## What is being asked
Repeat the full listing, word for word.

begin Entries provided

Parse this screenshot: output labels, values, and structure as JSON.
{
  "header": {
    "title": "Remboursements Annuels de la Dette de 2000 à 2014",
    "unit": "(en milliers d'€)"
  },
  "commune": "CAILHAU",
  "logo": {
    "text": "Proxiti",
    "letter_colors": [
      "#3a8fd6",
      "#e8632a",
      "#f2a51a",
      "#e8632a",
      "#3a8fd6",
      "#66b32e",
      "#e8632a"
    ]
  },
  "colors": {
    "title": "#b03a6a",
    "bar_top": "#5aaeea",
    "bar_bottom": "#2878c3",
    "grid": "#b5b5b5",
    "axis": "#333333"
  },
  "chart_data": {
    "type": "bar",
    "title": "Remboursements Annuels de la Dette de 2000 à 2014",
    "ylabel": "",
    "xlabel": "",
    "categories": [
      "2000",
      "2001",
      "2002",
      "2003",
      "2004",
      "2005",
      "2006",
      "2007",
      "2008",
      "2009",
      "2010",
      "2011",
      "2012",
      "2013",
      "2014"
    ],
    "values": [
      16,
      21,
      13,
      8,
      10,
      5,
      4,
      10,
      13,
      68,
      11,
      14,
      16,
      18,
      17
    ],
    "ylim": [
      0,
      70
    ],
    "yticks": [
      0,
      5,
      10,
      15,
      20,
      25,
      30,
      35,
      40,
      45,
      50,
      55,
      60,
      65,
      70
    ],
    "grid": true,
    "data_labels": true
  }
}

end Entries provided

## Worked solution
Parse this screenshot: output labels, values, and structure as JSON.
{
  "header": {
    "title": "Remboursements Annuels de la Dette de 2000 à 2014",
    "unit": "(en milliers d'€)"
  },
  "commune": "CAILHAU",
  "logo": {
    "text": "Proxiti",
    "letter_colors": [
      "#3a8fd6",
      "#e8632a",
      "#f2a51a",
      "#e8632a",
      "#3a8fd6",
      "#66b32e",
      "#e8632a"
    ]
  },
  "colors": {
    "title": "#b03a6a",
    "bar_top": "#5aaeea",
    "bar_bottom": "#2878c3",
    "grid": "#b5b5b5",
    "axis": "#333333"
  },
  "chart_data": {
    "type": "bar",
    "title": "Remboursements Annuels de la Dette de 2000 à 2014",
    "ylabel": "",
    "xlabel": "",
    "categories": [
      "2000",
      "2001",
      "2002",
      "2003",
      "2004",
      "2005",
      "2006",
      "2007",
      "2008",
      "2009",
      "2010",
      "2011",
      "2012",
      "2013",
      "2014"
    ],
    "values": [
      16,
      21,
      13,
      8,
      10,
      5,
      4,
      10,
      13,
      68,
      11,
      14,
      16,
      18,
      17
    ],
    "ylim": [
      0,
      70
    ],
    "yticks": [
      0,
      5,
      10,
      15,
      20,
      25,
      30,
      35,
      40,
      45,
      50,
      55,
      60,
      65,
      70
    ],
    "grid": true,
    "data_labels": true
  }
}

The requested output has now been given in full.